• _Problem to solve_:
Print the records below exactly as they appear.

---

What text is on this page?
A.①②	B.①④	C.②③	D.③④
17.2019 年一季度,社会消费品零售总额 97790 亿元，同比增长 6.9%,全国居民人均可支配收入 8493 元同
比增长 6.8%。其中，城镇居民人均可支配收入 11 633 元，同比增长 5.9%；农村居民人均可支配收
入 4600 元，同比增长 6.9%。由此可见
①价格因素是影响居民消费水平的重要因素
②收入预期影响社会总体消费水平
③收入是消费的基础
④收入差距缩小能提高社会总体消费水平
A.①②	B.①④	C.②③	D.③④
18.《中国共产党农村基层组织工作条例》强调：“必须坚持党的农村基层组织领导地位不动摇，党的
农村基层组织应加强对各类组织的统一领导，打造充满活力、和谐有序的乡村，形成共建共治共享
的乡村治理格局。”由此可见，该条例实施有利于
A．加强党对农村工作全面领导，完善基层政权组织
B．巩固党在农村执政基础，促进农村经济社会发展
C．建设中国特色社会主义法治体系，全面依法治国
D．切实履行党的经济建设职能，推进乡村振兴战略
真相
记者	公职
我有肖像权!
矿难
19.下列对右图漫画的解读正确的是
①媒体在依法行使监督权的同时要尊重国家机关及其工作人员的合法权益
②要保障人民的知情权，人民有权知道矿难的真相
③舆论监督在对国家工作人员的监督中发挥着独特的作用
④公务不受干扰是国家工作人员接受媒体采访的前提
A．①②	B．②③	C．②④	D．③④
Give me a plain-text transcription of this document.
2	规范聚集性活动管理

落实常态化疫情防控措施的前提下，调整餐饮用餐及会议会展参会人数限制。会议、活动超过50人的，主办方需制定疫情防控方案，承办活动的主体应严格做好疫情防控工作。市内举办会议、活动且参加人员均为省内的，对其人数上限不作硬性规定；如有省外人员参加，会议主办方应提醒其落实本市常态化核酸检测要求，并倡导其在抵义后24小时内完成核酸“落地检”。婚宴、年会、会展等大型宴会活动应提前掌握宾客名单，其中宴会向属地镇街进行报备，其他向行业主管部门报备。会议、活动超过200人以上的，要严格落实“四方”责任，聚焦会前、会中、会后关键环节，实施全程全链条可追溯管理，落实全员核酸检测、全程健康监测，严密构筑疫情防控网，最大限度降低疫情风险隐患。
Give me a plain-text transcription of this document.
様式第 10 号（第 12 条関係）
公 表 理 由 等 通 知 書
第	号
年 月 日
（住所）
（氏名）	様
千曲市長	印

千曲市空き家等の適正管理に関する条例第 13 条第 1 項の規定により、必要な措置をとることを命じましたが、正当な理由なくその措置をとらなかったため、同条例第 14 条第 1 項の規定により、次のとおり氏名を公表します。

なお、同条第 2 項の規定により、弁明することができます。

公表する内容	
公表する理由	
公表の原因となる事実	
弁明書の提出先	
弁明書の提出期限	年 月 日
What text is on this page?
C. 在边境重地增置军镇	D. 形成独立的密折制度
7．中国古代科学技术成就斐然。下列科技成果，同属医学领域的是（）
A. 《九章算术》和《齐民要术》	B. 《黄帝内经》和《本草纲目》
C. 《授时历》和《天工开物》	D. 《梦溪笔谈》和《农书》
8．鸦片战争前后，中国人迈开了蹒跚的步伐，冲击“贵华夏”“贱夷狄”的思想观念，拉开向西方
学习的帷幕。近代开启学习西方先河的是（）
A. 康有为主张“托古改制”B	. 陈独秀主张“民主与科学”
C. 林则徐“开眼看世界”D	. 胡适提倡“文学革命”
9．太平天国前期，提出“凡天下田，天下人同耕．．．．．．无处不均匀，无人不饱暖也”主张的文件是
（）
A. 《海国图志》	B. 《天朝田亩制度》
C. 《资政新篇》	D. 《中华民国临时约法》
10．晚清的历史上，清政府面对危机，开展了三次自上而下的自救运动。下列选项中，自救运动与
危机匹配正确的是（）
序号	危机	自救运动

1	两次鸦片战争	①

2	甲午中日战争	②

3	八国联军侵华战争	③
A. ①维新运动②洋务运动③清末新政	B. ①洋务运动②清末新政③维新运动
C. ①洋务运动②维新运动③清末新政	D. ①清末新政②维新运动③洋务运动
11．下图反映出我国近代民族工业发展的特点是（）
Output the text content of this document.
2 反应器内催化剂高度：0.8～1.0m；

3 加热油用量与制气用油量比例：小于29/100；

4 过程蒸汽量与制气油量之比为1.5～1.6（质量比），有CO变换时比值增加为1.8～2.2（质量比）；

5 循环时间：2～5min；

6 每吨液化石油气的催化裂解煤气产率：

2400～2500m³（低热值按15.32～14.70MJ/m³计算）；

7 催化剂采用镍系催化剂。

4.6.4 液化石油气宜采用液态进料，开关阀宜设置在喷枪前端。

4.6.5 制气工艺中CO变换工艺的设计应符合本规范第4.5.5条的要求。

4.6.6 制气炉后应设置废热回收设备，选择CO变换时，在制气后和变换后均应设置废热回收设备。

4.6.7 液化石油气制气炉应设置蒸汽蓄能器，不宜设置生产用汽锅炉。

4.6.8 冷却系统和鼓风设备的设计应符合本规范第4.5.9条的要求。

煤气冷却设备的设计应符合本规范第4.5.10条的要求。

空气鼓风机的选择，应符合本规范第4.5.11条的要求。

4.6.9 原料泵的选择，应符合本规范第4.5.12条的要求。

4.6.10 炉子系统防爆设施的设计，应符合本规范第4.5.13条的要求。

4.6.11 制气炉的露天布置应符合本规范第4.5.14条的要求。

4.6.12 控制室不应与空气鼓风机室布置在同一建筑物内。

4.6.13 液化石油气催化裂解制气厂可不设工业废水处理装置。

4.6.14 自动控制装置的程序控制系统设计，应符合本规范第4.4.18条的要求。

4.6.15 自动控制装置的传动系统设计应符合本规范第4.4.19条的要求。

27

---

• _Worked answer_:
What text is on this page?
A.①②	B.①④	C.②③	D.③④
17.2019 年一季度,社会消费品零售总额 97790 亿元，同比增长 6.9%,全国居民人均可支配收入 8493 元同
比增长 6.8%。其中，城镇居民人均可支配收入 11 633 元，同比增长 5.9%；农村居民人均可支配收
入 4600 元，同比增长 6.9%。由此可见
①价格因素是影响居民消费水平的重要因素
②收入预期影响社会总体消费水平
③收入是消费的基础
④收入差距缩小能提高社会总体消费水平
A.①②	B.①④	C.②③	D.③④
18.《中国共产党农村基层组织工作条例》强调：“必须坚持党的农村基层组织领导地位不动摇，党的
农村基层组织应加强对各类组织的统一领导，打造充满活力、和谐有序的乡村，形成共建共治共享
的乡村治理格局。”由此可见，该条例实施有利于
A．加强党对农村工作全面领导，完善基层政权组织
B．巩固党在农村执政基础，促进农村经济社会发展
C．建设中国特色社会主义法治体系，全面依法治国
D．切实履行党的经济建设职能，推进乡村振兴战略
真相
记者	公职
我有肖像权!
矿难
19.下列对右图漫画的解读正确的是
①媒体在依法行使监督权的同时要尊重国家机关及其工作人员的合法权益
②要保障人民的知情权，人民有权知道矿难的真相
③舆论监督在对国家工作人员的监督中发挥着独特的作用
④公务不受干扰是国家工作人员接受媒体采访的前提
A．①②	B．②③	C．②④	D．③④
Give me a plain-text transcription of this document.
2	规范聚集性活动管理

落实常态化疫情防控措施的前提下，调整餐饮用餐及会议会展参会人数限制。会议、活动超过50人的，主办方需制定疫情防控方案，承办活动的主体应严格做好疫情防控工作。市内举办会议、活动且参加人员均为省内的，对其人数上限不作硬性规定；如有省外人员参加，会议主办方应提醒其落实本市常态化核酸检测要求，并倡导其在抵义后24小时内完成核酸“落地检”。婚宴、年会、会展等大型宴会活动应提前掌握宾客名单，其中宴会向属地镇街进行报备，其他向行业主管部门报备。会议、活动超过200人以上的，要严格落实“四方”责任，聚焦会前、会中、会后关键环节，实施全程全链条可追溯管理，落实全员核酸检测、全程健康监测，严密构筑疫情防控网，最大限度降低疫情风险隐患。
Give me a plain-text transcription of this document.
様式第 10 号（第 12 条関係）
公 表 理 由 等 通 知 書
第	号
年 月 日
（住所）
（氏名）	様
千曲市長	印

千曲市空き家等の適正管理に関する条例第 13 条第 1 項の規定により、必要な措置をとることを命じましたが、正当な理由なくその措置をとらなかったため、同条例第 14 条第 1 項の規定により、次のとおり氏名を公表します。

なお、同条第 2 項の規定により、弁明することができます。

公表する内容	
公表する理由	
公表の原因となる事実	
弁明書の提出先	
弁明書の提出期限	年 月 日
What text is on this page?
C. 在边境重地增置军镇	D. 形成独立的密折制度
7．中国古代科学技术成就斐然。下列科技成果，同属医学领域的是（）
A. 《九章算术》和《齐民要术》	B. 《黄帝内经》和《本草纲目》
C. 《授时历》和《天工开物》	D. 《梦溪笔谈》和《农书》
8．鸦片战争前后，中国人迈开了蹒跚的步伐，冲击“贵华夏”“贱夷狄”的思想观念，拉开向西方
学习的帷幕。近代开启学习西方先河的是（）
A. 康有为主张“托古改制”B	. 陈独秀主张“民主与科学”
C. 林则徐“开眼看世界”D	. 胡适提倡“文学革命”
9．太平天国前期，提出“凡天下田，天下人同耕．．．．．．无处不均匀，无人不饱暖也”主张的文件是
（）
A. 《海国图志》	B. 《天朝田亩制度》
C. 《资政新篇》	D. 《中华民国临时约法》
10．晚清的历史上，清政府面对危机，开展了三次自上而下的自救运动。下列选项中，自救运动与
危机匹配正确的是（）
序号	危机	自救运动

1	两次鸦片战争	①

2	甲午中日战争	②

3	八国联军侵华战争	③
A. ①维新运动②洋务运动③清末新政	B. ①洋务运动②清末新政③维新运动
C. ①洋务运动②维新运动③清末新政	D. ①清末新政②维新运动③洋务运动
11．下图反映出我国近代民族工业发展的特点是（）
Output the text content of this document.
2 反应器内催化剂高度：0.8～1.0m；

3 加热油用量与制气用油量比例：小于29/100；

4 过程蒸汽量与制气油量之比为1.5～1.6（质量比），有CO变换时比值增加为1.8～2.2（质量比）；

5 循环时间：2～5min；

6 每吨液化石油气的催化裂解煤气产率：

2400～2500m³（低热值按15.32～14.70MJ/m³计算）；

7 催化剂采用镍系催化剂。

4.6.4 液化石油气宜采用液态进料，开关阀宜设置在喷枪前端。

4.6.5 制气工艺中CO变换工艺的设计应符合本规范第4.5.5条的要求。

4.6.6 制气炉后应设置废热回收设备，选择CO变换时，在制气后和变换后均应设置废热回收设备。

4.6.7 液化石油气制气炉应设置蒸汽蓄能器，不宜设置生产用汽锅炉。

4.6.8 冷却系统和鼓风设备的设计应符合本规范第4.5.9条的要求。

煤气冷却设备的设计应符合本规范第4.5.10条的要求。

空气鼓风机的选择，应符合本规范第4.5.11条的要求。

4.6.9 原料泵的选择，应符合本规范第4.5.12条的要求。

4.6.10 炉子系统防爆设施的设计，应符合本规范第4.5.13条的要求。

4.6.11 制气炉的露天布置应符合本规范第4.5.14条的要求。

4.6.12 控制室不应与空气鼓风机室布置在同一建筑物内。

4.6.13 液化石油气催化裂解制气厂可不设工业废水处理装置。

4.6.14 自动控制装置的程序控制系统设计，应符合本规范第4.4.18条的要求。

4.6.15 自动控制装置的传动系统设计应符合本规范第4.4.19条的要求。

27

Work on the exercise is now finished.